--- Task objective ---
Isolate every line in the records below with "text" in it.

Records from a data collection
## BEGIN

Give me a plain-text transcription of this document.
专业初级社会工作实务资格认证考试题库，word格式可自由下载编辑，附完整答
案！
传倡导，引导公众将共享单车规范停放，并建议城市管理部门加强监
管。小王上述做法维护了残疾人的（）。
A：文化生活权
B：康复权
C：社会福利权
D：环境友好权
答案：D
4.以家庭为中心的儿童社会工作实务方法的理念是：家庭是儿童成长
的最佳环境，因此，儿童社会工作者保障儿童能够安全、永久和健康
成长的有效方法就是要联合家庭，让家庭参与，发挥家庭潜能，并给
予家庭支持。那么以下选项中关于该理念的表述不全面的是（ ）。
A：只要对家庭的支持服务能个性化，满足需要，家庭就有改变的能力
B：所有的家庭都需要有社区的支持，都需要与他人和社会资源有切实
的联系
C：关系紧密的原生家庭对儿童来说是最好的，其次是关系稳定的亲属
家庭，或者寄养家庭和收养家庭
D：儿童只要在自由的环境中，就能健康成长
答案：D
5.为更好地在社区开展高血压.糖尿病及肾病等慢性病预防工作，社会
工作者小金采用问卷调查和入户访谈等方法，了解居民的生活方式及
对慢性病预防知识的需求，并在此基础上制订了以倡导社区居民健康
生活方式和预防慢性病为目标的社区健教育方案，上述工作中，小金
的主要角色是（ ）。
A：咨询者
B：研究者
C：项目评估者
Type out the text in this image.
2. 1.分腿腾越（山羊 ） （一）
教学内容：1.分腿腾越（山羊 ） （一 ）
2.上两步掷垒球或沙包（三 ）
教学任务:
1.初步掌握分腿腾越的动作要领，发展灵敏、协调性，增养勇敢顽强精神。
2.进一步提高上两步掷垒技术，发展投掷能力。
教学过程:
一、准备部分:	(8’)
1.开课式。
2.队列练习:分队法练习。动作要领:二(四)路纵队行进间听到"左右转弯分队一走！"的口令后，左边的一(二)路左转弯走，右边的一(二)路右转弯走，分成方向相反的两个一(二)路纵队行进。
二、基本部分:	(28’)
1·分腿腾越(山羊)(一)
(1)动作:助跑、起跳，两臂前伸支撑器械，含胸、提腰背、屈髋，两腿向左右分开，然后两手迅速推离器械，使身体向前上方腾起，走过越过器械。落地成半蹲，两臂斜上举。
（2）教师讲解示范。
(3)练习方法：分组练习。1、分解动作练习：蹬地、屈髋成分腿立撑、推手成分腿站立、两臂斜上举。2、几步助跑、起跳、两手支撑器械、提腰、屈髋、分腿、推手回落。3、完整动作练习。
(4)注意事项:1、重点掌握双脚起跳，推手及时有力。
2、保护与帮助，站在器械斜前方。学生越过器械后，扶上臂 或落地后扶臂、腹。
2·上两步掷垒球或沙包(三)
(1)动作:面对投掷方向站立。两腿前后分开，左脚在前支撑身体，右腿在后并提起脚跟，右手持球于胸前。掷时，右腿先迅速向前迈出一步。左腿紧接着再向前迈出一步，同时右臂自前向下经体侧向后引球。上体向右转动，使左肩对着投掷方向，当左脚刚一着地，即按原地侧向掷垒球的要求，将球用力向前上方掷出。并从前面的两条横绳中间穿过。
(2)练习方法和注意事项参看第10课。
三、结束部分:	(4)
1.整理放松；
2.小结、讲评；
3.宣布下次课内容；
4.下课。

## END

--- Result of this exercise ---
Give me a plain-text transcription of this document.
Type out the text in this image.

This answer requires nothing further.